- Task details
Copy every line of the items below unchanged, but leave out the pictures.

- Provided entries
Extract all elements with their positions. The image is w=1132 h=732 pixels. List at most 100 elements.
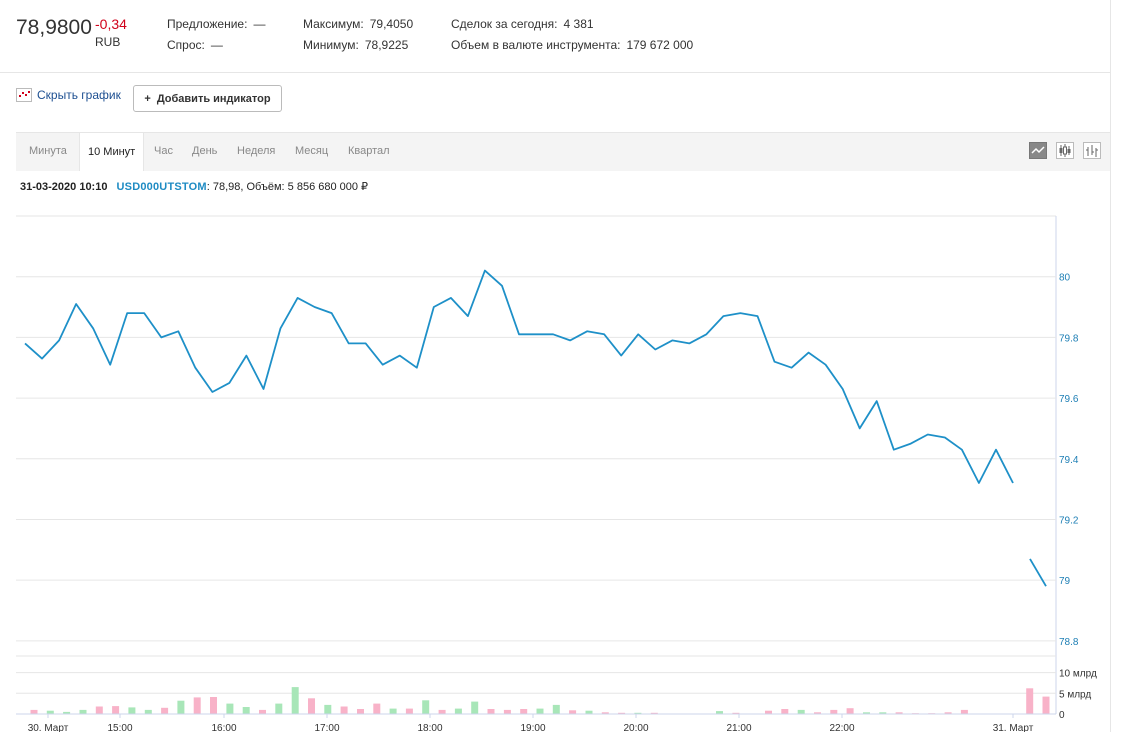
tab-quarter[interactable]: Квартал <box>348 145 390 157</box>
volume-bar <box>438 709 446 714</box>
volume-bar <box>226 703 234 714</box>
y-tick-label: 80 <box>1059 273 1071 284</box>
y-tick-label: 78.8 <box>1059 637 1079 648</box>
candlestick-icon[interactable] <box>1056 142 1074 159</box>
volume-bar <box>242 707 250 714</box>
volume-bar <box>552 704 560 714</box>
max-stat: Максимум: 79,4050 <box>303 17 413 31</box>
volume-bar <box>471 701 479 714</box>
volume-tick-label: 5 млрд <box>1059 689 1091 700</box>
volume-bar <box>177 700 185 714</box>
deals-stat: Сделок за сегодня: 4 381 <box>451 17 594 31</box>
volume-bar <box>960 709 968 714</box>
x-tick-label: 31. Март <box>993 723 1034 732</box>
deals-label: Сделок за сегодня: <box>451 17 558 31</box>
max-label: Максимум: <box>303 17 364 31</box>
deals-value: 4 381 <box>563 17 594 31</box>
volume-bar <box>128 707 136 714</box>
volume-bar <box>259 709 266 714</box>
volume-bar <box>797 709 805 714</box>
price-chart[interactable]: 78.8 79 79.2 79.4 79.6 79.8 80 0 5 млрд 10 млрд 30… <box>0 200 1110 732</box>
x-tick-label: 19:00 <box>520 723 545 732</box>
volume-bar <box>405 708 413 714</box>
panel-border <box>1110 0 1111 732</box>
info-datetime: 31-03-2020 10:10 <box>20 181 108 193</box>
volume-bar <box>422 700 430 714</box>
volume-bar <box>95 706 103 714</box>
line-chart-icon[interactable] <box>1029 142 1047 159</box>
price-line <box>24 269 1014 484</box>
volume-bar <box>340 706 348 714</box>
x-tick-label: 20:00 <box>623 723 648 732</box>
x-tick-label: 30. Март <box>28 723 69 732</box>
x-tick-label: 16:00 <box>211 723 236 732</box>
tab-hour[interactable]: Час <box>154 145 173 157</box>
ohlc-bars-icon[interactable] <box>1083 142 1101 159</box>
volume-stat: Объем в валюте инструмента: 179 672 000 <box>451 38 693 52</box>
offer-stat: Предложение: — <box>167 17 265 31</box>
add-indicator-label: Добавить индикатор <box>156 92 271 105</box>
interval-tabs: Минута 10 Минут Час День Неделя Месяц Кв… <box>16 132 1110 171</box>
max-value: 79,4050 <box>369 17 414 31</box>
volume-bar <box>1042 696 1050 714</box>
hide-chart-link[interactable]: Скрыть график <box>16 88 121 102</box>
bid-value: — <box>210 38 223 52</box>
bid-label: Спрос: <box>167 38 205 52</box>
volume-tick-label: 10 млрд <box>1059 669 1097 680</box>
volume-bar <box>193 697 201 714</box>
volume-bar <box>1026 688 1034 714</box>
volume-bar <box>275 703 283 714</box>
currency-label: RUB <box>95 35 121 49</box>
tab-week[interactable]: Неделя <box>237 145 275 157</box>
volume-bar <box>781 709 789 714</box>
volume-bar <box>210 697 217 714</box>
volume-bar <box>520 709 528 714</box>
volume-bar <box>308 698 315 714</box>
volume-bar <box>454 708 462 714</box>
bid-stat: Спрос: — <box>167 38 223 52</box>
volume-bar <box>291 687 299 714</box>
volume-bar <box>536 708 544 714</box>
offer-label: Предложение: <box>167 17 248 31</box>
y-tick-label: 79.4 <box>1059 455 1079 466</box>
tab-month[interactable]: Месяц <box>295 145 328 157</box>
volume-bar <box>846 708 854 714</box>
y-tick-label: 79.8 <box>1059 333 1079 344</box>
volume-bar <box>503 709 511 714</box>
min-value: 78,9225 <box>364 38 409 52</box>
price-line-segment <box>1029 558 1047 587</box>
offer-value: — <box>253 17 266 31</box>
volume-bar <box>324 704 332 714</box>
min-stat: Минимум: 78,9225 <box>303 38 408 52</box>
plus-icon: + <box>144 92 151 105</box>
y-tick-label: 79.6 <box>1059 394 1079 405</box>
volume-bar <box>30 709 38 714</box>
tab-minute[interactable]: Минута <box>29 145 67 157</box>
chart-icon <box>16 88 32 102</box>
info-details: : 78,98, Объём: 5 856 680 000 ₽ <box>206 181 369 193</box>
volume-bar <box>144 709 152 714</box>
tab-10-minutes[interactable]: 10 Минут <box>79 133 145 171</box>
volume-bar <box>830 709 838 714</box>
y-tick-label: 79.2 <box>1059 515 1079 526</box>
x-tick-label: 17:00 <box>314 723 339 732</box>
add-indicator-button[interactable]: + Добавить индикатор <box>133 85 282 112</box>
y-tick-label: 79 <box>1059 576 1071 587</box>
quote-header: 78,9800 -0,34 RUB Предложение: — Спрос: — … <box>0 0 1110 73</box>
volume-label: Объем в валюте инструмента: <box>451 38 621 52</box>
x-tick-label: 22:00 <box>829 723 854 732</box>
price-change: -0,34 <box>95 16 127 32</box>
tab-day[interactable]: День <box>192 145 217 157</box>
hide-chart-label: Скрыть график <box>37 88 121 102</box>
hover-info: 31-03-2020 10:10 USD000UTSTOM: 78,98, Об… <box>20 180 368 193</box>
volume-tick-label: 0 <box>1059 710 1065 721</box>
volume-value: 179 672 000 <box>626 38 694 52</box>
last-price: 78,9800 <box>16 16 92 39</box>
x-tick-label: 21:00 <box>726 723 751 732</box>
volume-bar <box>357 709 364 714</box>
volume-bar <box>79 709 87 714</box>
volume-bar <box>373 703 381 714</box>
volume-bar <box>112 706 120 714</box>
volume-bar <box>569 710 577 714</box>
x-tick-label: 18:00 <box>417 723 442 732</box>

- Output
Extract all elements with their positions. The image is w=1132 h=732 pixels. List at most 100 elements.
tab-quarter[interactable]: Квартал <box>348 145 390 157</box>
volume-bar <box>438 709 446 714</box>
volume-bar <box>226 703 234 714</box>
y-tick-label: 80 <box>1059 273 1071 284</box>
y-tick-label: 78.8 <box>1059 637 1079 648</box>
candlestick-icon[interactable] <box>1056 142 1074 159</box>
volume-bar <box>242 707 250 714</box>
volume-bar <box>552 704 560 714</box>
max-stat: Максимум: 79,4050 <box>303 17 413 31</box>
volume-bar <box>471 701 479 714</box>
volume-tick-label: 5 млрд <box>1059 689 1091 700</box>
volume-bar <box>177 700 185 714</box>
deals-stat: Сделок за сегодня: 4 381 <box>451 17 594 31</box>
volume-bar <box>960 709 968 714</box>
x-tick-label: 31. Март <box>993 723 1034 732</box>
deals-label: Сделок за сегодня: <box>451 17 558 31</box>
max-label: Максимум: <box>303 17 364 31</box>
deals-value: 4 381 <box>563 17 594 31</box>
volume-bar <box>128 707 136 714</box>
volume-bar <box>259 709 266 714</box>
volume-bar <box>797 709 805 714</box>
price-chart[interactable]: 78.8 79 79.2 79.4 79.6 79.8 80 0 5 млрд 10 млрд 30… <box>0 200 1110 732</box>
x-tick-label: 19:00 <box>520 723 545 732</box>
volume-bar <box>405 708 413 714</box>
panel-border <box>1110 0 1111 732</box>
info-datetime: 31-03-2020 10:10 <box>20 181 108 193</box>
volume-bar <box>422 700 430 714</box>
volume-bar <box>95 706 103 714</box>
line-chart-icon[interactable] <box>1029 142 1047 159</box>
price-line <box>24 269 1014 484</box>
volume-bar <box>340 706 348 714</box>
x-tick-label: 20:00 <box>623 723 648 732</box>
x-tick-label: 30. Март <box>28 723 69 732</box>
x-tick-label: 16:00 <box>211 723 236 732</box>
tab-hour[interactable]: Час <box>154 145 173 157</box>
ohlc-bars-icon[interactable] <box>1083 142 1101 159</box>
volume-stat: Объем в валюте инструмента: 179 672 000 <box>451 38 693 52</box>
offer-stat: Предложение: — <box>167 17 265 31</box>
add-indicator-label: Добавить индикатор <box>156 92 271 105</box>
interval-tabs: Минута 10 Минут Час День Неделя Месяц Кв… <box>16 132 1110 171</box>
max-value: 79,4050 <box>369 17 414 31</box>
volume-bar <box>1042 696 1050 714</box>
hide-chart-link[interactable]: Скрыть график <box>16 88 121 102</box>
bid-value: — <box>210 38 223 52</box>
bid-label: Спрос: <box>167 38 205 52</box>
volume-tick-label: 10 млрд <box>1059 669 1097 680</box>
volume-bar <box>193 697 201 714</box>
volume-bar <box>1026 688 1034 714</box>
volume-bar <box>275 703 283 714</box>
currency-label: RUB <box>95 35 121 49</box>
tab-week[interactable]: Неделя <box>237 145 275 157</box>
volume-bar <box>781 709 789 714</box>
volume-bar <box>210 697 217 714</box>
volume-bar <box>520 709 528 714</box>
volume-bar <box>308 698 315 714</box>
volume-bar <box>454 708 462 714</box>
bid-stat: Спрос: — <box>167 38 223 52</box>
volume-bar <box>291 687 299 714</box>
volume-bar <box>536 708 544 714</box>
offer-label: Предложение: <box>167 17 248 31</box>
y-tick-label: 79.4 <box>1059 455 1079 466</box>
tab-month[interactable]: Месяц <box>295 145 328 157</box>
volume-bar <box>846 708 854 714</box>
y-tick-label: 79.8 <box>1059 333 1079 344</box>
volume-bar <box>503 709 511 714</box>
min-value: 78,9225 <box>364 38 409 52</box>
price-line-segment <box>1029 558 1047 587</box>
offer-value: — <box>253 17 266 31</box>
volume-bar <box>324 704 332 714</box>
min-stat: Минимум: 78,9225 <box>303 38 408 52</box>
plus-icon: + <box>144 92 151 105</box>
y-tick-label: 79.6 <box>1059 394 1079 405</box>
volume-bar <box>30 709 38 714</box>
tab-minute[interactable]: Минута <box>29 145 67 157</box>
chart-icon <box>16 88 32 102</box>
info-details: : 78,98, Объём: 5 856 680 000 ₽ <box>206 181 369 193</box>
volume-bar <box>144 709 152 714</box>
tab-10-minutes[interactable]: 10 Минут <box>79 133 145 171</box>
volume-bar <box>830 709 838 714</box>
y-tick-label: 79.2 <box>1059 515 1079 526</box>
x-tick-label: 17:00 <box>314 723 339 732</box>
add-indicator-button[interactable]: + Добавить индикатор <box>133 85 282 112</box>
y-tick-label: 79 <box>1059 576 1071 587</box>
quote-header: 78,9800 -0,34 RUB Предложение: — Спрос: — … <box>0 0 1110 73</box>
volume-label: Объем в валюте инструмента: <box>451 38 621 52</box>
x-tick-label: 22:00 <box>829 723 854 732</box>
price-change: -0,34 <box>95 16 127 32</box>
tab-day[interactable]: День <box>192 145 217 157</box>
hide-chart-label: Скрыть график <box>37 88 121 102</box>
hover-info: 31-03-2020 10:10 USD000UTSTOM: 78,98, Об… <box>20 180 368 193</box>
volume-tick-label: 0 <box>1059 710 1065 721</box>
volume-value: 179 672 000 <box>626 38 694 52</box>
last-price: 78,9800 <box>16 16 92 39</box>
x-tick-label: 21:00 <box>726 723 751 732</box>
volume-bar <box>357 709 364 714</box>
volume-bar <box>79 709 87 714</box>
volume-bar <box>373 703 381 714</box>
volume-bar <box>112 706 120 714</box>
volume-bar <box>569 710 577 714</box>
x-tick-label: 18:00 <box>417 723 442 732</box>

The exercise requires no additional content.